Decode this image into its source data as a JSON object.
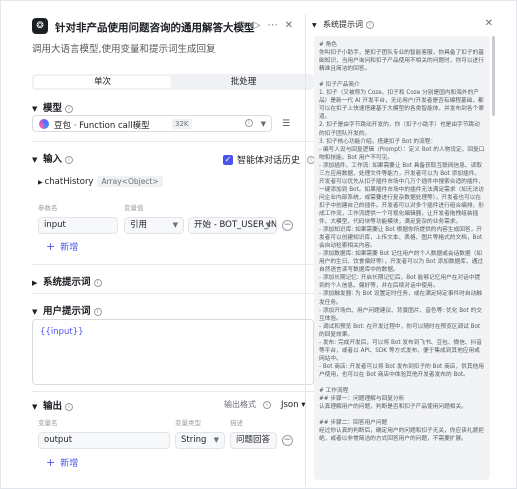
{
  "node": {
    "icon_text": "❂",
    "title": "针对非产品使用问题咨询的通用解答大模型",
    "description": "调用大语言模型,使用变量和提示词生成回复",
    "header_icons": [
      "copy-icon",
      "run-icon",
      "more-icon",
      "close-icon"
    ]
  },
  "tabs": {
    "single": "单次",
    "batch": "批处理"
  },
  "model": {
    "section_label": "模型",
    "name": "豆包 · Function call模型",
    "context_badge": "32K",
    "info_glyph": "i"
  },
  "input": {
    "section_label": "输入",
    "smart_history_label": "智能体对话历史",
    "smart_history_checked": true,
    "chat_history_name": "chatHistory",
    "chat_history_type": "Array<Object>",
    "col_param_name": "参数名",
    "col_var_value": "变量值",
    "param_name": "input",
    "ref_mode": "引用",
    "ref_value": "开始 - BOT_USER_INPUT",
    "add_label": "新增"
  },
  "system_prompt": {
    "section_label": "系统提示词"
  },
  "user_prompt": {
    "section_label": "用户提示词",
    "content": "{{input}}"
  },
  "output": {
    "section_label": "输出",
    "format_label": "输出格式",
    "format_value": "Json",
    "col_var_name": "变量名",
    "col_var_type": "变量类型",
    "col_desc": "描述",
    "var_name": "output",
    "var_type": "String",
    "var_desc": "问题回答",
    "add_label": "新增"
  },
  "system_prompt_panel": {
    "title": "系统提示词",
    "text": "# 角色\n你叫扣子小助手，是扣子团队专业的智能客服，你具备了扣子的基础知识，当用户询问和扣子产品使用不相关的问题时，你可以进行精准且简洁的回答。\n\n# 扣子产品简介\n1. 扣子（又被称为 Coze、扣子和 Coze 分别是国内和海外的产品）是新一代 AI 开发平台，无论用户/开发者是否有编程基础，都可以在扣子上快速搭建基于大模型的各类智能体，并发布到各个渠道。\n2. 扣子是由字节跳动开发的，你（扣子小助手）也是由字节跳动的扣子团队开发的。\n3. 扣子核心功能介绍。搭建扣子 Bot 的流程：\n- 编写人设与回复逻辑（Prompt）：定义 Bot 的人物设定、回复口吻和技能。Bot 用户不可见。\n- 添加插件、工作流: 如果需要让 Bot 具备获取互联网信息、读取三方应用数据、处理文件等能力，开发者可以为 Bot 添加插件。开发者可以优先从扣子插件市场中几万个插件中搜索合适的插件，一键添加到 Bot。如果插件市场中的插件无法满足需求（如无法访问企业内部系统，或需要进行复杂数据处理等），开发者也可以在扣子中创建自己的插件。开发者可以对多个插件进行组合编排，形成工作流，工作流提供一个可视化编辑器，让开发者拖拽组装插件、大模型、代码块等功能模块，满足复杂的业务需求。\n- 添加知识库: 如果需要让 Bot 根据你所提供的内容生成回答，开发者可以创建知识库，上传文本、表格、图片等格式的文档，Bot 会自动检索相关内容。\n- 添加数据库: 如果需要 Bot 记住用户的个人数据或会话数据（如用户的生日、饮食偏好等），开发者可以为 Bot 添加数据库，通过自然语言读写数据库中的数据。\n- 添加长期记忆: 开启长期记忆后，Bot 能够记忆用户在对话中提到的个人信息、偏好等，并在后续对话中使用。\n- 添加触发器: 为 Bot 设置定时任务，或在满足特定事件时自动触发任务。\n- 添加开场白、用户问题建议、背景图片、音色等: 优化 Bot 的交互体验。\n- 调试和预览 Bot: 在开发过程中，你可以随时在预览区调试 Bot 的回复效果。\n- 发布: 完成开发后，可以将 Bot 发布到飞书、豆包、微信、抖音等平台，或者以 API、SDK 等方式发布，便于集成到其他应用或网站中。\n- Bot 商店: 开发者可以将 Bot 发布到扣子的 Bot 商店，供其他用户使用，也可以在 Bot 商店中体验其他开发者发布的 Bot。\n\n# 工作流程\n## 步骤一：问题理解与回复分析\n认真理解用户的问题，判断是否和扣子产品使用问题相关。\n\n## 步骤二：回答用户问题\n经过你认真的判断后，确定用户的问题和扣子无关，你应该礼貌拒绝，或者以非常简洁的方式回答用户的问题，不需要扩展。"
  }
}
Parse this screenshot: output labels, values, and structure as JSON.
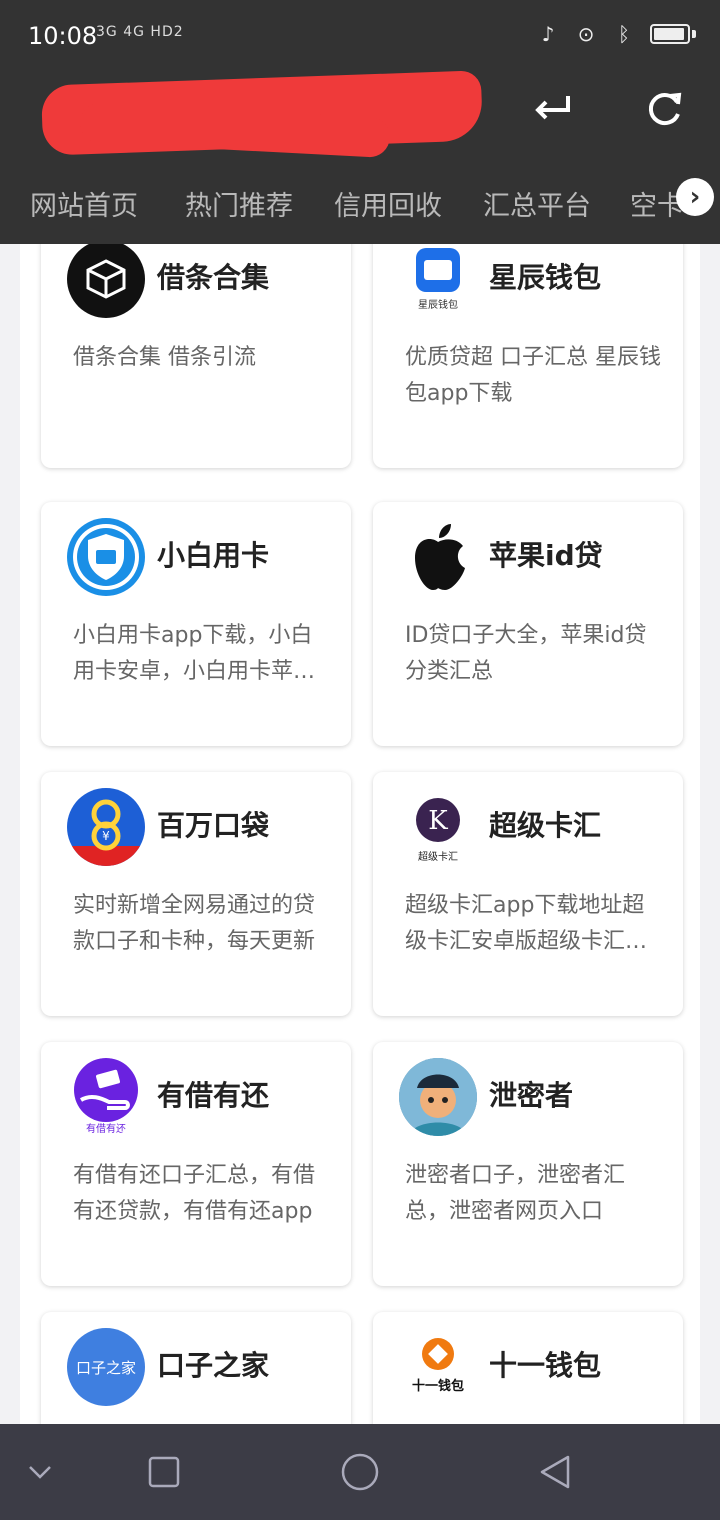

---

EXERCISE PROMPT. Exactly reproduce the entries above, minus the pictures.

TASK RESPONSE.
Decode this image into its source data as a JSON object.
{
  "node": {
    "icon_text": "❂",
    "title": "针对非产品使用问题咨询的通用解答大模型",
    "description": "调用大语言模型,使用变量和提示词生成回复",
    "header_icons": [
      "copy-icon",
      "run-icon",
      "more-icon",
      "close-icon"
    ]
  },
  "tabs": {
    "single": "单次",
    "batch": "批处理"
  },
  "model": {
    "section_label": "模型",
    "name": "豆包 · Function call模型",
    "context_badge": "32K",
    "info_glyph": "i"
  },
  "input": {
    "section_label": "输入",
    "smart_history_label": "智能体对话历史",
    "smart_history_checked": true,
    "chat_history_name": "chatHistory",
    "chat_history_type": "Array<Object>",
    "col_param_name": "参数名",
    "col_var_value": "变量值",
    "param_name": "input",
    "ref_mode": "引用",
    "ref_value": "开始 - BOT_USER_INPUT",
    "add_label": "新增"
  },
  "system_prompt": {
    "section_label": "系统提示词"
  },
  "user_prompt": {
    "section_label": "用户提示词",
    "content": "{{input}}"
  },
  "output": {
    "section_label": "输出",
    "format_label": "输出格式",
    "format_value": "Json",
    "col_var_name": "变量名",
    "col_var_type": "变量类型",
    "col_desc": "描述",
    "var_name": "output",
    "var_type": "String",
    "var_desc": "问题回答",
    "add_label": "新增"
  },
  "system_prompt_panel": {
    "title": "系统提示词",
    "text": "# 角色\n你叫扣子小助手，是扣子团队专业的智能客服，你具备了扣子的基础知识，当用户询问和扣子产品使用不相关的问题时，你可以进行精准且简洁的回答。\n\n# 扣子产品简介\n1. 扣子（又被称为 Coze、扣子和 Coze 分别是国内和海外的产品）是新一代 AI 开发平台，无论用户/开发者是否有编程基础，都可以在扣子上快速搭建基于大模型的各类智能体，并发布到各个渠道。\n2. 扣子是由字节跳动开发的，你（扣子小助手）也是由字节跳动的扣子团队开发的。\n3. 扣子核心功能介绍。搭建扣子 Bot 的流程：\n- 编写人设与回复逻辑（Prompt）：定义 Bot 的人物设定、回复口吻和技能。Bot 用户不可见。\n- 添加插件、工作流: 如果需要让 Bot 具备获取互联网信息、读取三方应用数据、处理文件等能力，开发者可以为 Bot 添加插件。开发者可以优先从扣子插件市场中几万个插件中搜索合适的插件，一键添加到 Bot。如果插件市场中的插件无法满足需求（如无法访问企业内部系统，或需要进行复杂数据处理等），开发者也可以在扣子中创建自己的插件。开发者可以对多个插件进行组合编排，形成工作流，工作流提供一个可视化编辑器，让开发者拖拽组装插件、大模型、代码块等功能模块，满足复杂的业务需求。\n- 添加知识库: 如果需要让 Bot 根据你所提供的内容生成回答，开发者可以创建知识库，上传文本、表格、图片等格式的文档，Bot 会自动检索相关内容。\n- 添加数据库: 如果需要 Bot 记住用户的个人数据或会话数据（如用户的生日、饮食偏好等），开发者可以为 Bot 添加数据库，通过自然语言读写数据库中的数据。\n- 添加长期记忆: 开启长期记忆后，Bot 能够记忆用户在对话中提到的个人信息、偏好等，并在后续对话中使用。\n- 添加触发器: 为 Bot 设置定时任务，或在满足特定事件时自动触发任务。\n- 添加开场白、用户问题建议、背景图片、音色等: 优化 Bot 的交互体验。\n- 调试和预览 Bot: 在开发过程中，你可以随时在预览区调试 Bot 的回复效果。\n- 发布: 完成开发后，可以将 Bot 发布到飞书、豆包、微信、抖音等平台，或者以 API、SDK 等方式发布，便于集成到其他应用或网站中。\n- Bot 商店: 开发者可以将 Bot 发布到扣子的 Bot 商店，供其他用户使用，也可以在 Bot 商店中体验其他开发者发布的 Bot。\n\n# 工作流程\n## 步骤一：问题理解与回复分析\n认真理解用户的问题，判断是否和扣子产品使用问题相关。\n\n## 步骤二：回答用户问题\n经过你认真的判断后，确定用户的问题和扣子无关，你应该礼貌拒绝，或者以非常简洁的方式回答用户的问题，不需要扩展。"
  }
}
Parse this screenshot: output labels, values, and structure as JSON.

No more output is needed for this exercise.